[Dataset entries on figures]
____
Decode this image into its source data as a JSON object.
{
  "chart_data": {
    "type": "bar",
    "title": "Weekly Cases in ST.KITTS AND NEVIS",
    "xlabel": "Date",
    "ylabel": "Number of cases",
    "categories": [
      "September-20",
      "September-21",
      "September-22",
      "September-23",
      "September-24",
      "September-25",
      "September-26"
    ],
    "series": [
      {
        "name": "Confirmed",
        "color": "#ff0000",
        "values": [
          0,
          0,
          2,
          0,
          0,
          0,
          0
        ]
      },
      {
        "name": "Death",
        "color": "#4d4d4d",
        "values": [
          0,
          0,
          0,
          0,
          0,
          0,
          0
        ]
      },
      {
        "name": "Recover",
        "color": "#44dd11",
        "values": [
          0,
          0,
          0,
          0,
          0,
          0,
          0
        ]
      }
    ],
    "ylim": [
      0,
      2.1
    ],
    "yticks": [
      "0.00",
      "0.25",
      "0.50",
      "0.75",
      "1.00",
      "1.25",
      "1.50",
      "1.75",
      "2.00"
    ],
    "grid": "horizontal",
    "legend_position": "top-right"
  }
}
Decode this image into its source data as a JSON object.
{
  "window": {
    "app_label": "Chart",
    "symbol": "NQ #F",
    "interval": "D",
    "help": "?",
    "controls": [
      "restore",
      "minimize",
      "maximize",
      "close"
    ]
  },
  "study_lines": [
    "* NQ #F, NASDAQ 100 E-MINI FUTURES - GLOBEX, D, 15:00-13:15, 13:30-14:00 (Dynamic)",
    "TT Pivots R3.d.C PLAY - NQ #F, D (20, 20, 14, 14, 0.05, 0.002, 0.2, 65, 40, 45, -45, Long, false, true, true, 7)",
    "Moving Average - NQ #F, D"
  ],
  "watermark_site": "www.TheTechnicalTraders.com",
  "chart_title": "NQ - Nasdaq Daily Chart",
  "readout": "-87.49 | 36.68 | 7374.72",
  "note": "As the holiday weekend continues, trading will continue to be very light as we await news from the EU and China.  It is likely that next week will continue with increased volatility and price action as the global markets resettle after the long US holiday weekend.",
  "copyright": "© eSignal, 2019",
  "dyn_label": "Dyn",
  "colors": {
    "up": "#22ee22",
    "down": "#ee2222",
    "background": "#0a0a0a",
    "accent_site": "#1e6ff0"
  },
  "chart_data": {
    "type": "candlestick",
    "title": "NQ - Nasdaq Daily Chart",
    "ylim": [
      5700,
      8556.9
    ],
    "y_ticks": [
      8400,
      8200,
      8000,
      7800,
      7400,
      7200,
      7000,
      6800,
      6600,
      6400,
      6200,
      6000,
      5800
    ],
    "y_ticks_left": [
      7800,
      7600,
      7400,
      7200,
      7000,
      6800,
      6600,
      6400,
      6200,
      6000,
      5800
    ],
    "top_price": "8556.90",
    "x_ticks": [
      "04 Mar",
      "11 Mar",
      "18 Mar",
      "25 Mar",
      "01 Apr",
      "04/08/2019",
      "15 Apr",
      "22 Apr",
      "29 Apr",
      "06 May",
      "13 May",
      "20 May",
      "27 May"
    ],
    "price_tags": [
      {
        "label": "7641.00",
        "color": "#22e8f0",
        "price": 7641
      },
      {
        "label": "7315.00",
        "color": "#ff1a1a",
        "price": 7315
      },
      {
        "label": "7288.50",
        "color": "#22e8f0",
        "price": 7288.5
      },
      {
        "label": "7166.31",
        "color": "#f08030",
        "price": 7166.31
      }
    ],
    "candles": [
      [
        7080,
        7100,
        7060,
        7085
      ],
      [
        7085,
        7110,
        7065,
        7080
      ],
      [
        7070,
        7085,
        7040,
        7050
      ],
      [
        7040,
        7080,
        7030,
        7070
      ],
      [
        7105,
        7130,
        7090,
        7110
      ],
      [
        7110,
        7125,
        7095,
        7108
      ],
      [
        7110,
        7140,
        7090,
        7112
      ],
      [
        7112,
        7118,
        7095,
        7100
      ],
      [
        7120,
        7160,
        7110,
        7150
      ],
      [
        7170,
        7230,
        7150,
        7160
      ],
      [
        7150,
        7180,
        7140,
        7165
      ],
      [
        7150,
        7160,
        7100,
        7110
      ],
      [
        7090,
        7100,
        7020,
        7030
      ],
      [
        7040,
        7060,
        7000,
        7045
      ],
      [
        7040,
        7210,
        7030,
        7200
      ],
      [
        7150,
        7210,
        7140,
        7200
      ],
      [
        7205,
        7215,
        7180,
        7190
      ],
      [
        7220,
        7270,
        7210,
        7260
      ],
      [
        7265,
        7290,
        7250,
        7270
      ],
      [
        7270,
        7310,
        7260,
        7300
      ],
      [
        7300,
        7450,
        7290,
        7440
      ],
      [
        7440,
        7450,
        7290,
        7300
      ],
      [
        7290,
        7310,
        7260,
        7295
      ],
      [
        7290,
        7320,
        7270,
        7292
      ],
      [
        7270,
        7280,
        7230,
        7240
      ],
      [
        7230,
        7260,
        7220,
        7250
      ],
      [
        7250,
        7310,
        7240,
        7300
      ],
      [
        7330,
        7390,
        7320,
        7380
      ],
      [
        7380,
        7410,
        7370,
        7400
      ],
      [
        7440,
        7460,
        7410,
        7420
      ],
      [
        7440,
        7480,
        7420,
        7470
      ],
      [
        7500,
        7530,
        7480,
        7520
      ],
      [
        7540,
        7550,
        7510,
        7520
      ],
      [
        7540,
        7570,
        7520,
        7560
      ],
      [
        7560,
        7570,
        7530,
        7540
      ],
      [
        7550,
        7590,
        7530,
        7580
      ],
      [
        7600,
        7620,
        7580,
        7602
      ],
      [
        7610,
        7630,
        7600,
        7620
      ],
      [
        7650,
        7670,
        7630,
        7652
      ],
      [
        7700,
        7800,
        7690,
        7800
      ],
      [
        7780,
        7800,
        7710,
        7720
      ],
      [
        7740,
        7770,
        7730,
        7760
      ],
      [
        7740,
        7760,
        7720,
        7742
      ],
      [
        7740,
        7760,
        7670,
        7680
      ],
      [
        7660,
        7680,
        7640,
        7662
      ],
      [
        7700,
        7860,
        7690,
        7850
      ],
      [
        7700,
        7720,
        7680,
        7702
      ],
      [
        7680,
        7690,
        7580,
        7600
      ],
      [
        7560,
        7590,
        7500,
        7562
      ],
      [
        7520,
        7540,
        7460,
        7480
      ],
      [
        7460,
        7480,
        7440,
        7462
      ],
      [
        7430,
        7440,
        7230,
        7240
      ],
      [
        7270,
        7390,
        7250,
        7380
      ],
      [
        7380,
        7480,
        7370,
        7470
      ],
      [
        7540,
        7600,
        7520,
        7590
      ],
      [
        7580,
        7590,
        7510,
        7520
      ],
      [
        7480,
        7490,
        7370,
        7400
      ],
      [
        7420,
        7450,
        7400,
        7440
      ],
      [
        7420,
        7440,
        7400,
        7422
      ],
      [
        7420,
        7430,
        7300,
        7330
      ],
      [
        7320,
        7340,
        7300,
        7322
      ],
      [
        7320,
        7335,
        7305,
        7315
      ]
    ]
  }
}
____
**What the task requires:**
Print every line of the records exactly. Omit nothing.

**Solution to this problem:**
Decode this image into its source data as a JSON object.
{
  "chart_data": {
    "type": "bar",
    "title": "Weekly Cases in ST.KITTS AND NEVIS",
    "xlabel": "Date",
    "ylabel": "Number of cases",
    "categories": [
      "September-20",
      "September-21",
      "September-22",
      "September-23",
      "September-24",
      "September-25",
      "September-26"
    ],
    "series": [
      {
        "name": "Confirmed",
        "color": "#ff0000",
        "values": [
          0,
          0,
          2,
          0,
          0,
          0,
          0
        ]
      },
      {
        "name": "Death",
        "color": "#4d4d4d",
        "values": [
          0,
          0,
          0,
          0,
          0,
          0,
          0
        ]
      },
      {
        "name": "Recover",
        "color": "#44dd11",
        "values": [
          0,
          0,
          0,
          0,
          0,
          0,
          0
        ]
      }
    ],
    "ylim": [
      0,
      2.1
    ],
    "yticks": [
      "0.00",
      "0.25",
      "0.50",
      "0.75",
      "1.00",
      "1.25",
      "1.50",
      "1.75",
      "2.00"
    ],
    "grid": "horizontal",
    "legend_position": "top-right"
  }
}
Decode this image into its source data as a JSON object.
{
  "window": {
    "app_label": "Chart",
    "symbol": "NQ #F",
    "interval": "D",
    "help": "?",
    "controls": [
      "restore",
      "minimize",
      "maximize",
      "close"
    ]
  },
  "study_lines": [
    "* NQ #F, NASDAQ 100 E-MINI FUTURES - GLOBEX, D, 15:00-13:15, 13:30-14:00 (Dynamic)",
    "TT Pivots R3.d.C PLAY - NQ #F, D (20, 20, 14, 14, 0.05, 0.002, 0.2, 65, 40, 45, -45, Long, false, true, true, 7)",
    "Moving Average - NQ #F, D"
  ],
  "watermark_site": "www.TheTechnicalTraders.com",
  "chart_title": "NQ - Nasdaq Daily Chart",
  "readout": "-87.49 | 36.68 | 7374.72",
  "note": "As the holiday weekend continues, trading will continue to be very light as we await news from the EU and China.  It is likely that next week will continue with increased volatility and price action as the global markets resettle after the long US holiday weekend.",
  "copyright": "© eSignal, 2019",
  "dyn_label": "Dyn",
  "colors": {
    "up": "#22ee22",
    "down": "#ee2222",
    "background": "#0a0a0a",
    "accent_site": "#1e6ff0"
  },
  "chart_data": {
    "type": "candlestick",
    "title": "NQ - Nasdaq Daily Chart",
    "ylim": [
      5700,
      8556.9
    ],
    "y_ticks": [
      8400,
      8200,
      8000,
      7800,
      7400,
      7200,
      7000,
      6800,
      6600,
      6400,
      6200,
      6000,
      5800
    ],
    "y_ticks_left": [
      7800,
      7600,
      7400,
      7200,
      7000,
      6800,
      6600,
      6400,
      6200,
      6000,
      5800
    ],
    "top_price": "8556.90",
    "x_ticks": [
      "04 Mar",
      "11 Mar",
      "18 Mar",
      "25 Mar",
      "01 Apr",
      "04/08/2019",
      "15 Apr",
      "22 Apr",
      "29 Apr",
      "06 May",
      "13 May",
      "20 May",
      "27 May"
    ],
    "price_tags": [
      {
        "label": "7641.00",
        "color": "#22e8f0",
        "price": 7641
      },
      {
        "label": "7315.00",
        "color": "#ff1a1a",
        "price": 7315
      },
      {
        "label": "7288.50",
        "color": "#22e8f0",
        "price": 7288.5
      },
      {
        "label": "7166.31",
        "color": "#f08030",
        "price": 7166.31
      }
    ],
    "candles": [
      [
        7080,
        7100,
        7060,
        7085
      ],
      [
        7085,
        7110,
        7065,
        7080
      ],
      [
        7070,
        7085,
        7040,
        7050
      ],
      [
        7040,
        7080,
        7030,
        7070
      ],
      [
        7105,
        7130,
        7090,
        7110
      ],
      [
        7110,
        7125,
        7095,
        7108
      ],
      [
        7110,
        7140,
        7090,
        7112
      ],
      [
        7112,
        7118,
        7095,
        7100
      ],
      [
        7120,
        7160,
        7110,
        7150
      ],
      [
        7170,
        7230,
        7150,
        7160
      ],
      [
        7150,
        7180,
        7140,
        7165
      ],
      [
        7150,
        7160,
        7100,
        7110
      ],
      [
        7090,
        7100,
        7020,
        7030
      ],
      [
        7040,
        7060,
        7000,
        7045
      ],
      [
        7040,
        7210,
        7030,
        7200
      ],
      [
        7150,
        7210,
        7140,
        7200
      ],
      [
        7205,
        7215,
        7180,
        7190
      ],
      [
        7220,
        7270,
        7210,
        7260
      ],
      [
        7265,
        7290,
        7250,
        7270
      ],
      [
        7270,
        7310,
        7260,
        7300
      ],
      [
        7300,
        7450,
        7290,
        7440
      ],
      [
        7440,
        7450,
        7290,
        7300
      ],
      [
        7290,
        7310,
        7260,
        7295
      ],
      [
        7290,
        7320,
        7270,
        7292
      ],
      [
        7270,
        7280,
        7230,
        7240
      ],
      [
        7230,
        7260,
        7220,
        7250
      ],
      [
        7250,
        7310,
        7240,
        7300
      ],
      [
        7330,
        7390,
        7320,
        7380
      ],
      [
        7380,
        7410,
        7370,
        7400
      ],
      [
        7440,
        7460,
        7410,
        7420
      ],
      [
        7440,
        7480,
        7420,
        7470
      ],
      [
        7500,
        7530,
        7480,
        7520
      ],
      [
        7540,
        7550,
        7510,
        7520
      ],
      [
        7540,
        7570,
        7520,
        7560
      ],
      [
        7560,
        7570,
        7530,
        7540
      ],
      [
        7550,
        7590,
        7530,
        7580
      ],
      [
        7600,
        7620,
        7580,
        7602
      ],
      [
        7610,
        7630,
        7600,
        7620
      ],
      [
        7650,
        7670,
        7630,
        7652
      ],
      [
        7700,
        7800,
        7690,
        7800
      ],
      [
        7780,
        7800,
        7710,
        7720
      ],
      [
        7740,
        7770,
        7730,
        7760
      ],
      [
        7740,
        7760,
        7720,
        7742
      ],
      [
        7740,
        7760,
        7670,
        7680
      ],
      [
        7660,
        7680,
        7640,
        7662
      ],
      [
        7700,
        7860,
        7690,
        7850
      ],
      [
        7700,
        7720,
        7680,
        7702
      ],
      [
        7680,
        7690,
        7580,
        7600
      ],
      [
        7560,
        7590,
        7500,
        7562
      ],
      [
        7520,
        7540,
        7460,
        7480
      ],
      [
        7460,
        7480,
        7440,
        7462
      ],
      [
        7430,
        7440,
        7230,
        7240
      ],
      [
        7270,
        7390,
        7250,
        7380
      ],
      [
        7380,
        7480,
        7370,
        7470
      ],
      [
        7540,
        7600,
        7520,
        7590
      ],
      [
        7580,
        7590,
        7510,
        7520
      ],
      [
        7480,
        7490,
        7370,
        7400
      ],
      [
        7420,
        7450,
        7400,
        7440
      ],
      [
        7420,
        7440,
        7400,
        7422
      ],
      [
        7420,
        7430,
        7300,
        7330
      ],
      [
        7320,
        7340,
        7300,
        7322
      ],
      [
        7320,
        7335,
        7305,
        7315
      ]
    ]
  }
}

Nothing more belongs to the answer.